(Items from a data source)
------------------------------------

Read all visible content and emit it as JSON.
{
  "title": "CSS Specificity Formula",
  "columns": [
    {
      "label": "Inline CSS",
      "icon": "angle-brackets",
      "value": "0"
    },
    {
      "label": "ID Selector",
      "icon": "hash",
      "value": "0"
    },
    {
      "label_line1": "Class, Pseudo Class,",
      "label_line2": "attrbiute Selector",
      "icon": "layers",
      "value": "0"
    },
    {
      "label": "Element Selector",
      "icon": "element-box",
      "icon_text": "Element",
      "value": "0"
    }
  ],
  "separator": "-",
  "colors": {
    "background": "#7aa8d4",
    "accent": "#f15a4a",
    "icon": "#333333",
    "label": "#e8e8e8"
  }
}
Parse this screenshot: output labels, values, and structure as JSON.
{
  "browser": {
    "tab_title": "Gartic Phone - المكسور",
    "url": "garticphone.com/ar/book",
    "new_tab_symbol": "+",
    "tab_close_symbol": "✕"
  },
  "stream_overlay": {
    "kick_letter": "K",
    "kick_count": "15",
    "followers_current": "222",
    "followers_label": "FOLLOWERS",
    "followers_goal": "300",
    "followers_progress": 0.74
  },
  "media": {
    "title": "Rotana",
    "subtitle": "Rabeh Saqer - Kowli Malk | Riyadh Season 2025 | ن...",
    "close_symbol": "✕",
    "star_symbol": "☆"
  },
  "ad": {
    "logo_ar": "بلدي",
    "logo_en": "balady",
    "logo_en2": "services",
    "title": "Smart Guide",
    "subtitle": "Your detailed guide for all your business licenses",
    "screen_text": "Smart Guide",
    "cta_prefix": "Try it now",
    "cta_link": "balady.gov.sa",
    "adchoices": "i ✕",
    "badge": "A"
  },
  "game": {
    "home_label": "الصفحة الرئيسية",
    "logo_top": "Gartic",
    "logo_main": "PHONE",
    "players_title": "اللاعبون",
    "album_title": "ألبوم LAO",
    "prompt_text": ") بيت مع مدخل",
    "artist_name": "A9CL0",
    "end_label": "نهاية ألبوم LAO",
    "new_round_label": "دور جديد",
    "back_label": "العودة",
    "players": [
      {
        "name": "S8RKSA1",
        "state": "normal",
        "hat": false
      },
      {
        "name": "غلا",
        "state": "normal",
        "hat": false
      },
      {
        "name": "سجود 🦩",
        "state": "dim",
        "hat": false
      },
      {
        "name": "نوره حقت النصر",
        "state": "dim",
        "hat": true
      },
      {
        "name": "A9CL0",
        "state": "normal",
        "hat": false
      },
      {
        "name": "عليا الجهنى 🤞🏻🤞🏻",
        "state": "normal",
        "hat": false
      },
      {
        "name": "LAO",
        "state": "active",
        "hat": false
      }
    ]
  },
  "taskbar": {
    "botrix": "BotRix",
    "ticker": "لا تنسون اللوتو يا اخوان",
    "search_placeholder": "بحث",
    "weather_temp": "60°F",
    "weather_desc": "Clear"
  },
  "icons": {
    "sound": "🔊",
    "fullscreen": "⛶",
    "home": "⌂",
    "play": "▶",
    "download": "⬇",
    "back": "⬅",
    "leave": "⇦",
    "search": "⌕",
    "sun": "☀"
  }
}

------------------------------------

• _The task_: Quote the listing in full, please, keeping every line exact.

• _Response below_:
Read all visible content and emit it as JSON.
{
  "title": "CSS Specificity Formula",
  "columns": [
    {
      "label": "Inline CSS",
      "icon": "angle-brackets",
      "value": "0"
    },
    {
      "label": "ID Selector",
      "icon": "hash",
      "value": "0"
    },
    {
      "label_line1": "Class, Pseudo Class,",
      "label_line2": "attrbiute Selector",
      "icon": "layers",
      "value": "0"
    },
    {
      "label": "Element Selector",
      "icon": "element-box",
      "icon_text": "Element",
      "value": "0"
    }
  ],
  "separator": "-",
  "colors": {
    "background": "#7aa8d4",
    "accent": "#f15a4a",
    "icon": "#333333",
    "label": "#e8e8e8"
  }
}
Parse this screenshot: output labels, values, and structure as JSON.
{
  "browser": {
    "tab_title": "Gartic Phone - المكسور",
    "url": "garticphone.com/ar/book",
    "new_tab_symbol": "+",
    "tab_close_symbol": "✕"
  },
  "stream_overlay": {
    "kick_letter": "K",
    "kick_count": "15",
    "followers_current": "222",
    "followers_label": "FOLLOWERS",
    "followers_goal": "300",
    "followers_progress": 0.74
  },
  "media": {
    "title": "Rotana",
    "subtitle": "Rabeh Saqer - Kowli Malk | Riyadh Season 2025 | ن...",
    "close_symbol": "✕",
    "star_symbol": "☆"
  },
  "ad": {
    "logo_ar": "بلدي",
    "logo_en": "balady",
    "logo_en2": "services",
    "title": "Smart Guide",
    "subtitle": "Your detailed guide for all your business licenses",
    "screen_text": "Smart Guide",
    "cta_prefix": "Try it now",
    "cta_link": "balady.gov.sa",
    "adchoices": "i ✕",
    "badge": "A"
  },
  "game": {
    "home_label": "الصفحة الرئيسية",
    "logo_top": "Gartic",
    "logo_main": "PHONE",
    "players_title": "اللاعبون",
    "album_title": "ألبوم LAO",
    "prompt_text": ") بيت مع مدخل",
    "artist_name": "A9CL0",
    "end_label": "نهاية ألبوم LAO",
    "new_round_label": "دور جديد",
    "back_label": "العودة",
    "players": [
      {
        "name": "S8RKSA1",
        "state": "normal",
        "hat": false
      },
      {
        "name": "غلا",
        "state": "normal",
        "hat": false
      },
      {
        "name": "سجود 🦩",
        "state": "dim",
        "hat": false
      },
      {
        "name": "نوره حقت النصر",
        "state": "dim",
        "hat": true
      },
      {
        "name": "A9CL0",
        "state": "normal",
        "hat": false
      },
      {
        "name": "عليا الجهنى 🤞🏻🤞🏻",
        "state": "normal",
        "hat": false
      },
      {
        "name": "LAO",
        "state": "active",
        "hat": false
      }
    ]
  },
  "taskbar": {
    "botrix": "BotRix",
    "ticker": "لا تنسون اللوتو يا اخوان",
    "search_placeholder": "بحث",
    "weather_temp": "60°F",
    "weather_desc": "Clear"
  },
  "icons": {
    "sound": "🔊",
    "fullscreen": "⛶",
    "home": "⌂",
    "play": "▶",
    "download": "⬇",
    "back": "⬅",
    "leave": "⇦",
    "search": "⌕",
    "sun": "☀"
  }
}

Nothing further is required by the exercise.